→ **WHAT IS EXPECTED**
Set the listing down unchanged, minus every embedded image.

→ **RECORDS FOR THIS TASK**
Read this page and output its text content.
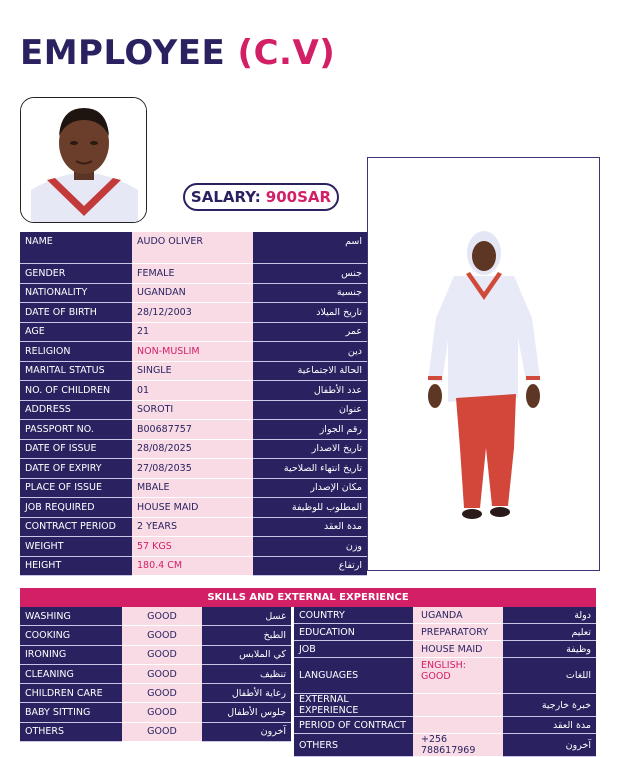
EMPLOYEE (C.V)
SALARY: 900SAR
NAME	AUDO OLIVER	اسم
GENDER	FEMALE	جنس
NATIONALITY	UGANDAN	جنسية
DATE OF BIRTH	28/12/2003	تاريخ الميلاد
AGE	21	عمر
RELIGION	NON-MUSLIM	دين
MARITAL STATUS	SINGLE	الحالة الاجتماعية
NO. OF CHILDREN	01	عدد الأطفال
ADDRESS	SOROTI	عنوان
PASSPORT NO.	B00687757	رقم الجواز
DATE OF ISSUE	28/08/2025	تاريخ الاصدار
DATE OF EXPIRY	27/08/2035	تاريخ انتهاء الصلاحية
PLACE OF ISSUE	MBALE	مكان الإصدار
JOB REQUIRED	HOUSE MAID	المطلوب للوظيفة
CONTRACT PERIOD	2 YEARS	مدة العقد
WEIGHT	57 KGS	وزن
HEIGHT	180.4 CM	ارتفاع
SKILLS AND EXTERNAL EXPERIENCE
WASHING	GOOD	غسل
COOKING	GOOD	الطبخ
IRONING	GOOD	كي الملابس
CLEANING	GOOD	تنظيف
CHILDREN CARE	GOOD	رعاية الأطفال
BABY SITTING	GOOD	جلوس الأطفال
OTHERS	GOOD	آخرون
COUNTRY	UGANDA	دولة
EDUCATION	PREPARATORY	تعليم
JOB	HOUSE MAID	وظيفة
LANGUAGES	ENGLISH: GOOD	اللغات
EXTERNAL EXPERIENCE		خبرة خارجية
PERIOD OF CONTRACT		مدة العقد
OTHERS	+256 788617969	آخرون
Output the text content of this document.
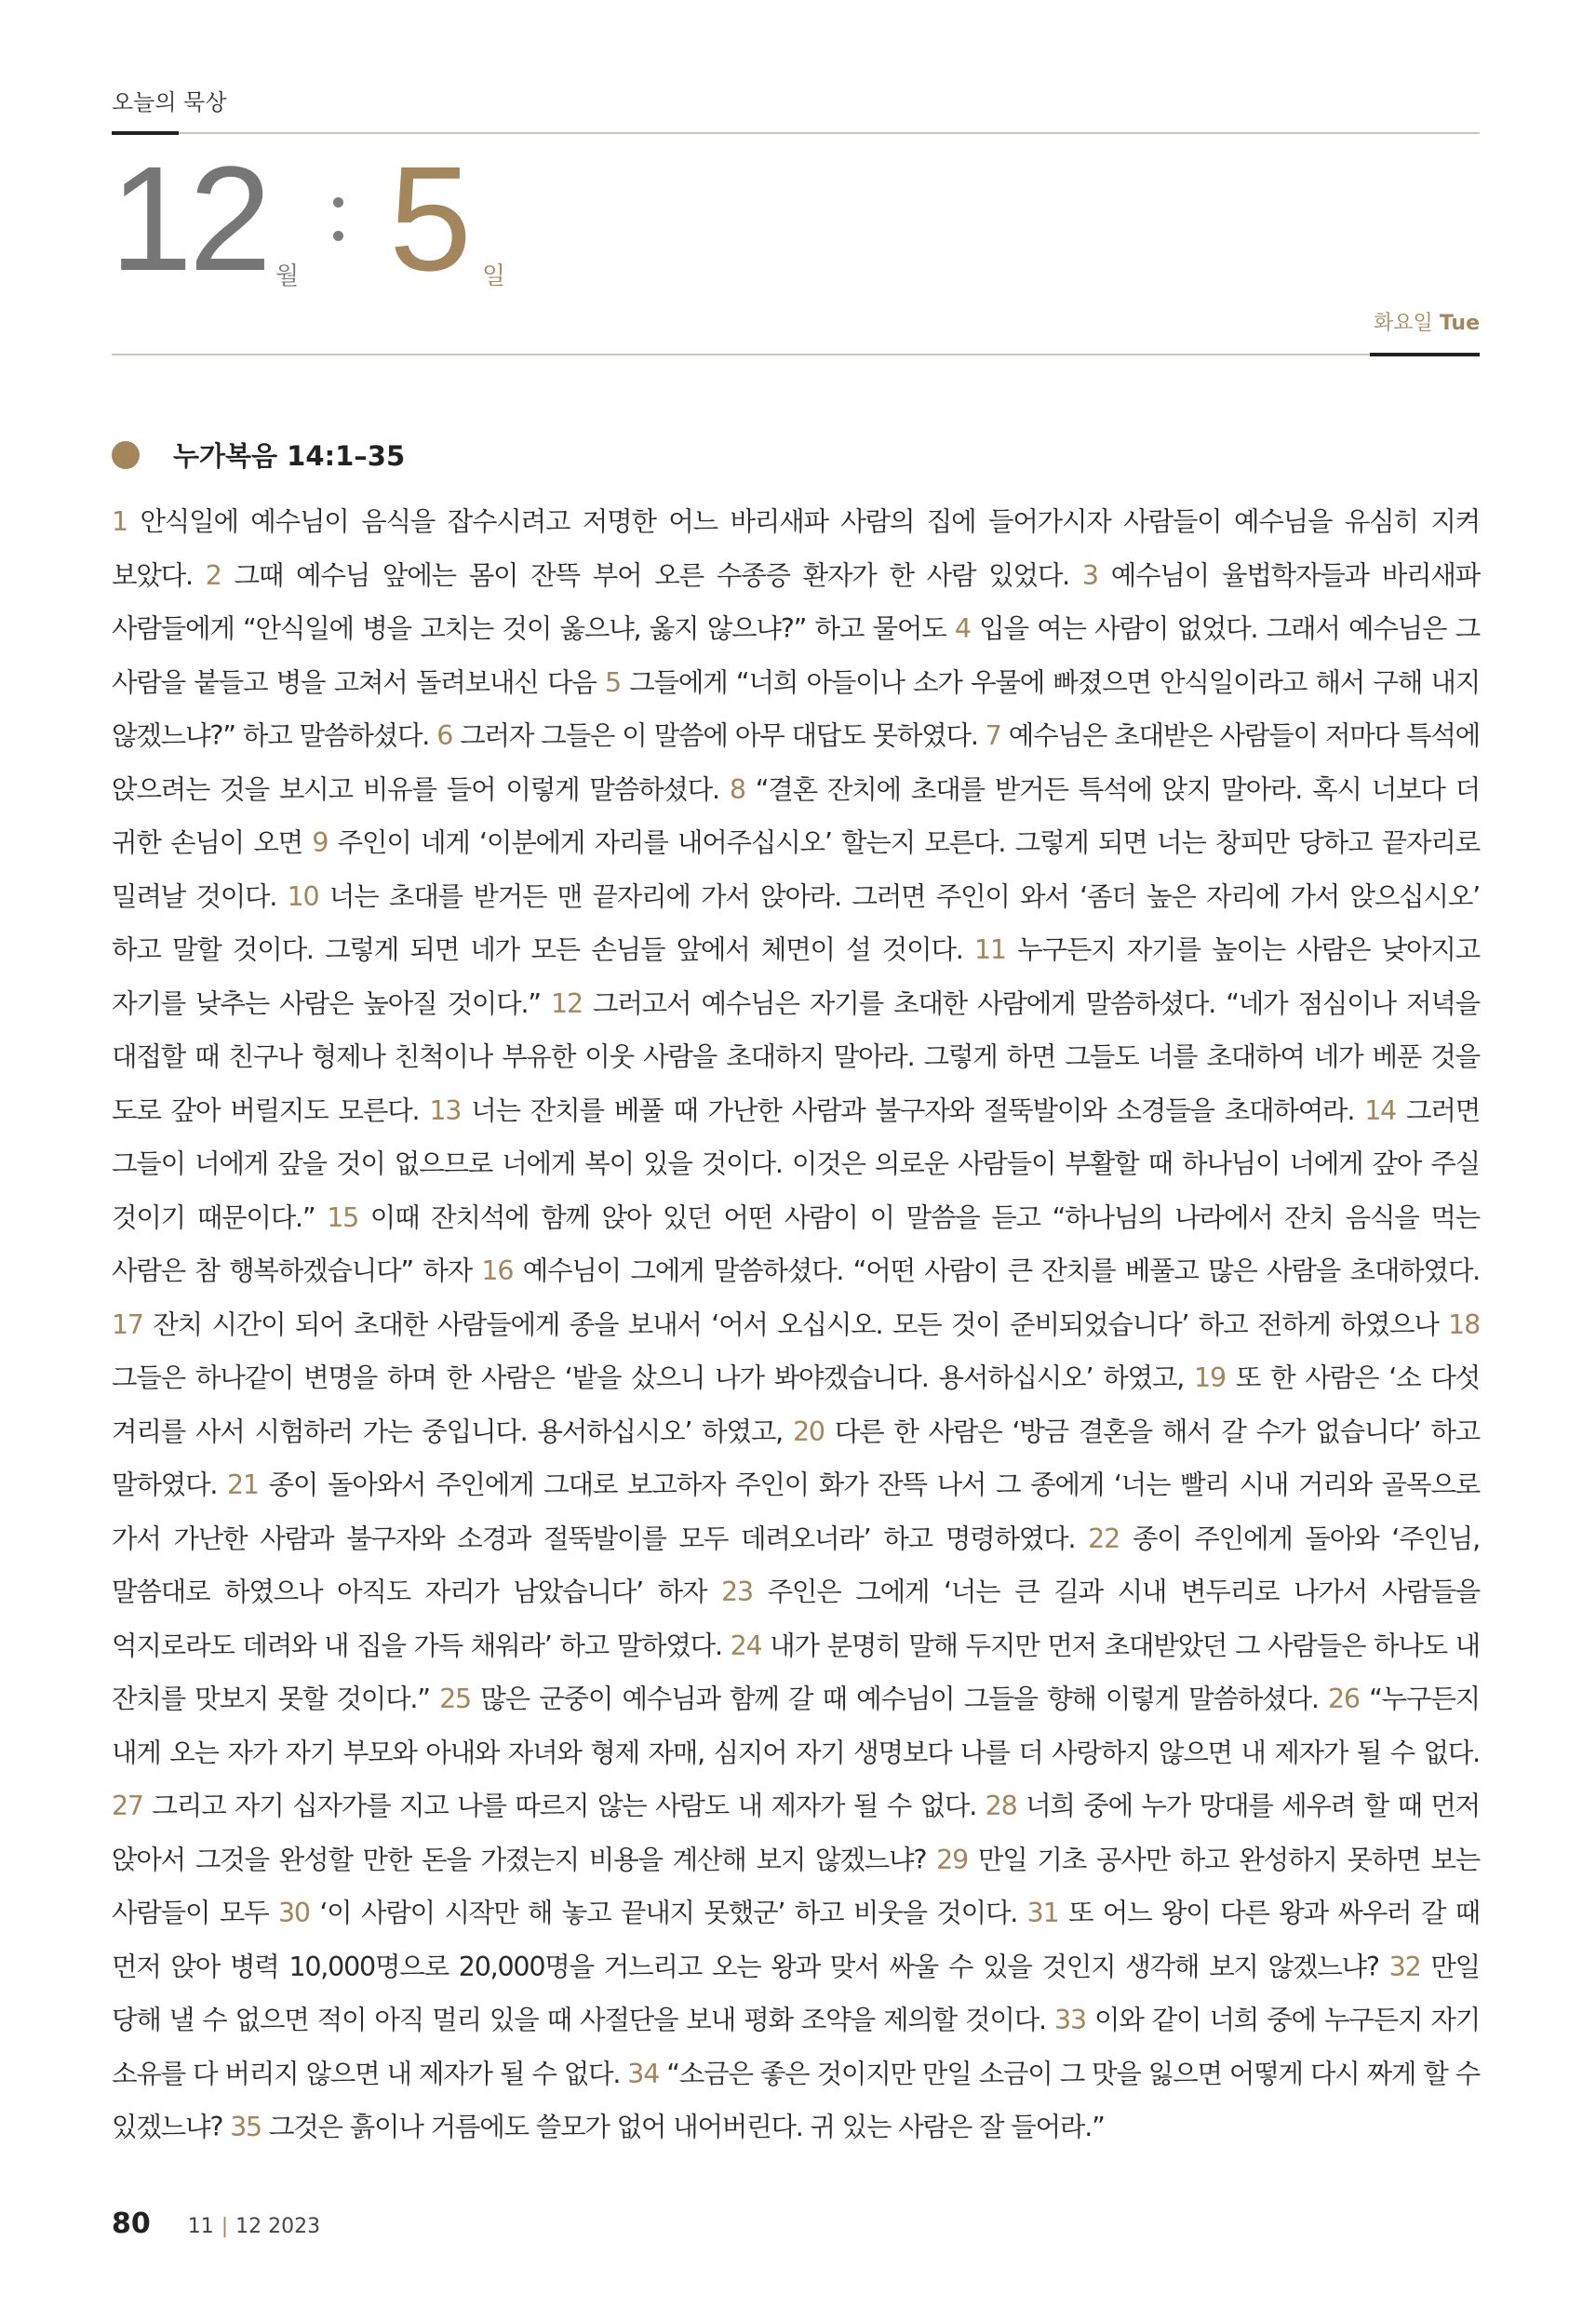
오늘의 묵상
12 월 5 일
화요일 Tue
누가복음 14:1–35
1 안식일에 예수님이 음식을 잡수시려고 저명한 어느 바리새파 사람의 집에 들어가시자 사람들이 예수님을 유심히 지켜 보았다. 2 그때 예수님 앞에는 몸이 잔뜩 부어 오른 수종증 환자가 한 사람 있었다. 3 예수님이 율법학자들과 바리새파 사람들에게 “안식일에 병을 고치는 것이 옳으냐, 옳지 않으냐?” 하고 물어도 4 입을 여는 사람이 없었다. 그래서 예수님은 그 사람을 붙들고 병을 고쳐서 돌려보내신 다음 5 그들에게 “너희 아들이나 소가 우물에 빠졌으면 안식일이라고 해서 구해 내지 않겠느냐?” 하고 말씀하셨다. 6 그러자 그들은 이 말씀에 아무 대답도 못하였다. 7 예수님은 초대받은 사람들이 저마다 특석에 앉으려는 것을 보시고 비유를 들어 이렇게 말씀하셨다. 8 “결혼 잔치에 초대를 받거든 특석에 앉지 말아라. 혹시 너보다 더 귀한 손님이 오면 9 주인이 네게 ‘이분에게 자리를 내어주십시오’ 할는지 모른다. 그렇게 되면 너는 창피만 당하고 끝자리로 밀려날 것이다. 10 너는 초대를 받거든 맨 끝자리에 가서 앉아라. 그러면 주인이 와서 ‘좀더 높은 자리에 가서 앉으십시오’ 하고 말할 것이다. 그렇게 되면 네가 모든 손님들 앞에서 체면이 설 것이다. 11 누구든지 자기를 높이는 사람은 낮아지고 자기를 낮추는 사람은 높아질 것이다.” 12 그러고서 예수님은 자기를 초대한 사람에게 말씀하셨다. “네가 점심이나 저녁을 대접할 때 친구나 형제나 친척이나 부유한 이웃 사람을 초대하지 말아라. 그렇게 하면 그들도 너를 초대하여 네가 베푼 것을 도로 갚아 버릴지도 모른다. 13 너는 잔치를 베풀 때 가난한 사람과 불구자와 절뚝발이와 소경들을 초대하여라. 14 그러면 그들이 너에게 갚을 것이 없으므로 너에게 복이 있을 것이다. 이것은 의로운 사람들이 부활할 때 하나님이 너에게 갚아 주실 것이기 때문이다.” 15 이때 잔치석에 함께 앉아 있던 어떤 사람이 이 말씀을 듣고 “하나님의 나라에서 잔치 음식을 먹는 사람은 참 행복하겠습니다” 하자 16 예수님이 그에게 말씀하셨다. “어떤 사람이 큰 잔치를 베풀고 많은 사람을 초대하였다. 17 잔치 시간이 되어 초대한 사람들에게 종을 보내서 ‘어서 오십시오. 모든 것이 준비되었습니다’ 하고 전하게 하였으나 18 그들은 하나같이 변명을 하며 한 사람은 ‘밭을 샀으니 나가 봐야겠습니다. 용서하십시오’ 하였고, 19 또 한 사람은 ‘소 다섯 겨리를 사서 시험하러 가는 중입니다. 용서하십시오’ 하였고, 20 다른 한 사람은 ‘방금 결혼을 해서 갈 수가 없습니다’ 하고 말하였다. 21 종이 돌아와서 주인에게 그대로 보고하자 주인이 화가 잔뜩 나서 그 종에게 ‘너는 빨리 시내 거리와 골목으로 가서 가난한 사람과 불구자와 소경과 절뚝발이를 모두 데려오너라’ 하고 명령하였다. 22 종이 주인에게 돌아와 ‘주인님, 말씀대로 하였으나 아직도 자리가 남았습니다’ 하자 23 주인은 그에게 ‘너는 큰 길과 시내 변두리로 나가서 사람들을 억지로라도 데려와 내 집을 가득 채워라’ 하고 말하였다. 24 내가 분명히 말해 두지만 먼저 초대받았던 그 사람들은 하나도 내 잔치를 맛보지 못할 것이다.” 25 많은 군중이 예수님과 함께 갈 때 예수님이 그들을 향해 이렇게 말씀하셨다. 26 “누구든지 내게 오는 자가 자기 부모와 아내와 자녀와 형제 자매, 심지어 자기 생명보다 나를 더 사랑하지 않으면 내 제자가 될 수 없다. 27 그리고 자기 십자가를 지고 나를 따르지 않는 사람도 내 제자가 될 수 없다. 28 너희 중에 누가 망대를 세우려 할 때 먼저 앉아서 그것을 완성할 만한 돈을 가졌는지 비용을 계산해 보지 않겠느냐? 29 만일 기초 공사만 하고 완성하지 못하면 보는 사람들이 모두 30 ‘이 사람이 시작만 해 놓고 끝내지 못했군’ 하고 비웃을 것이다. 31 또 어느 왕이 다른 왕과 싸우러 갈 때 먼저 앉아 병력 10,000명으로 20,000명을 거느리고 오는 왕과 맞서 싸울 수 있을 것인지 생각해 보지 않겠느냐? 32 만일 당해 낼 수 없으면 적이 아직 멀리 있을 때 사절단을 보내 평화 조약을 제의할 것이다. 33 이와 같이 너희 중에 누구든지 자기 소유를 다 버리지 않으면 내 제자가 될 수 없다. 34 “소금은 좋은 것이지만 만일 소금이 그 맛을 잃으면 어떻게 다시 짜게 할 수 있겠느냐? 35 그것은 흙이나 거름에도 쓸모가 없어 내어버린다. 귀 있는 사람은 잘 들어라.”
80 11 | 12 2023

→ **TASK SOLUTION**
Read this page and output its text content.
EMPLOYEE (C.V)
SALARY: 900SAR
NAME	AUDO OLIVER	اسم
GENDER	FEMALE	جنس
NATIONALITY	UGANDAN	جنسية
DATE OF BIRTH	28/12/2003	تاريخ الميلاد
AGE	21	عمر
RELIGION	NON-MUSLIM	دين
MARITAL STATUS	SINGLE	الحالة الاجتماعية
NO. OF CHILDREN	01	عدد الأطفال
ADDRESS	SOROTI	عنوان
PASSPORT NO.	B00687757	رقم الجواز
DATE OF ISSUE	28/08/2025	تاريخ الاصدار
DATE OF EXPIRY	27/08/2035	تاريخ انتهاء الصلاحية
PLACE OF ISSUE	MBALE	مكان الإصدار
JOB REQUIRED	HOUSE MAID	المطلوب للوظيفة
CONTRACT PERIOD	2 YEARS	مدة العقد
WEIGHT	57 KGS	وزن
HEIGHT	180.4 CM	ارتفاع
SKILLS AND EXTERNAL EXPERIENCE
WASHING	GOOD	غسل
COOKING	GOOD	الطبخ
IRONING	GOOD	كي الملابس
CLEANING	GOOD	تنظيف
CHILDREN CARE	GOOD	رعاية الأطفال
BABY SITTING	GOOD	جلوس الأطفال
OTHERS	GOOD	آخرون
COUNTRY	UGANDA	دولة
EDUCATION	PREPARATORY	تعليم
JOB	HOUSE MAID	وظيفة
LANGUAGES	ENGLISH: GOOD	اللغات
EXTERNAL EXPERIENCE		خبرة خارجية
PERIOD OF CONTRACT		مدة العقد
OTHERS	+256 788617969	آخرون
Output the text content of this document.
오늘의 묵상
12 월 5 일
화요일 Tue
누가복음 14:1–35
1 안식일에 예수님이 음식을 잡수시려고 저명한 어느 바리새파 사람의 집에 들어가시자 사람들이 예수님을 유심히 지켜 보았다. 2 그때 예수님 앞에는 몸이 잔뜩 부어 오른 수종증 환자가 한 사람 있었다. 3 예수님이 율법학자들과 바리새파 사람들에게 “안식일에 병을 고치는 것이 옳으냐, 옳지 않으냐?” 하고 물어도 4 입을 여는 사람이 없었다. 그래서 예수님은 그 사람을 붙들고 병을 고쳐서 돌려보내신 다음 5 그들에게 “너희 아들이나 소가 우물에 빠졌으면 안식일이라고 해서 구해 내지 않겠느냐?” 하고 말씀하셨다. 6 그러자 그들은 이 말씀에 아무 대답도 못하였다. 7 예수님은 초대받은 사람들이 저마다 특석에 앉으려는 것을 보시고 비유를 들어 이렇게 말씀하셨다. 8 “결혼 잔치에 초대를 받거든 특석에 앉지 말아라. 혹시 너보다 더 귀한 손님이 오면 9 주인이 네게 ‘이분에게 자리를 내어주십시오’ 할는지 모른다. 그렇게 되면 너는 창피만 당하고 끝자리로 밀려날 것이다. 10 너는 초대를 받거든 맨 끝자리에 가서 앉아라. 그러면 주인이 와서 ‘좀더 높은 자리에 가서 앉으십시오’ 하고 말할 것이다. 그렇게 되면 네가 모든 손님들 앞에서 체면이 설 것이다. 11 누구든지 자기를 높이는 사람은 낮아지고 자기를 낮추는 사람은 높아질 것이다.” 12 그러고서 예수님은 자기를 초대한 사람에게 말씀하셨다. “네가 점심이나 저녁을 대접할 때 친구나 형제나 친척이나 부유한 이웃 사람을 초대하지 말아라. 그렇게 하면 그들도 너를 초대하여 네가 베푼 것을 도로 갚아 버릴지도 모른다. 13 너는 잔치를 베풀 때 가난한 사람과 불구자와 절뚝발이와 소경들을 초대하여라. 14 그러면 그들이 너에게 갚을 것이 없으므로 너에게 복이 있을 것이다. 이것은 의로운 사람들이 부활할 때 하나님이 너에게 갚아 주실 것이기 때문이다.” 15 이때 잔치석에 함께 앉아 있던 어떤 사람이 이 말씀을 듣고 “하나님의 나라에서 잔치 음식을 먹는 사람은 참 행복하겠습니다” 하자 16 예수님이 그에게 말씀하셨다. “어떤 사람이 큰 잔치를 베풀고 많은 사람을 초대하였다. 17 잔치 시간이 되어 초대한 사람들에게 종을 보내서 ‘어서 오십시오. 모든 것이 준비되었습니다’ 하고 전하게 하였으나 18 그들은 하나같이 변명을 하며 한 사람은 ‘밭을 샀으니 나가 봐야겠습니다. 용서하십시오’ 하였고, 19 또 한 사람은 ‘소 다섯 겨리를 사서 시험하러 가는 중입니다. 용서하십시오’ 하였고, 20 다른 한 사람은 ‘방금 결혼을 해서 갈 수가 없습니다’ 하고 말하였다. 21 종이 돌아와서 주인에게 그대로 보고하자 주인이 화가 잔뜩 나서 그 종에게 ‘너는 빨리 시내 거리와 골목으로 가서 가난한 사람과 불구자와 소경과 절뚝발이를 모두 데려오너라’ 하고 명령하였다. 22 종이 주인에게 돌아와 ‘주인님, 말씀대로 하였으나 아직도 자리가 남았습니다’ 하자 23 주인은 그에게 ‘너는 큰 길과 시내 변두리로 나가서 사람들을 억지로라도 데려와 내 집을 가득 채워라’ 하고 말하였다. 24 내가 분명히 말해 두지만 먼저 초대받았던 그 사람들은 하나도 내 잔치를 맛보지 못할 것이다.” 25 많은 군중이 예수님과 함께 갈 때 예수님이 그들을 향해 이렇게 말씀하셨다. 26 “누구든지 내게 오는 자가 자기 부모와 아내와 자녀와 형제 자매, 심지어 자기 생명보다 나를 더 사랑하지 않으면 내 제자가 될 수 없다. 27 그리고 자기 십자가를 지고 나를 따르지 않는 사람도 내 제자가 될 수 없다. 28 너희 중에 누가 망대를 세우려 할 때 먼저 앉아서 그것을 완성할 만한 돈을 가졌는지 비용을 계산해 보지 않겠느냐? 29 만일 기초 공사만 하고 완성하지 못하면 보는 사람들이 모두 30 ‘이 사람이 시작만 해 놓고 끝내지 못했군’ 하고 비웃을 것이다. 31 또 어느 왕이 다른 왕과 싸우러 갈 때 먼저 앉아 병력 10,000명으로 20,000명을 거느리고 오는 왕과 맞서 싸울 수 있을 것인지 생각해 보지 않겠느냐? 32 만일 당해 낼 수 없으면 적이 아직 멀리 있을 때 사절단을 보내 평화 조약을 제의할 것이다. 33 이와 같이 너희 중에 누구든지 자기 소유를 다 버리지 않으면 내 제자가 될 수 없다. 34 “소금은 좋은 것이지만 만일 소금이 그 맛을 잃으면 어떻게 다시 짜게 할 수 있겠느냐? 35 그것은 흙이나 거름에도 쓸모가 없어 내어버린다. 귀 있는 사람은 잘 들어라.”
80 11 | 12 2023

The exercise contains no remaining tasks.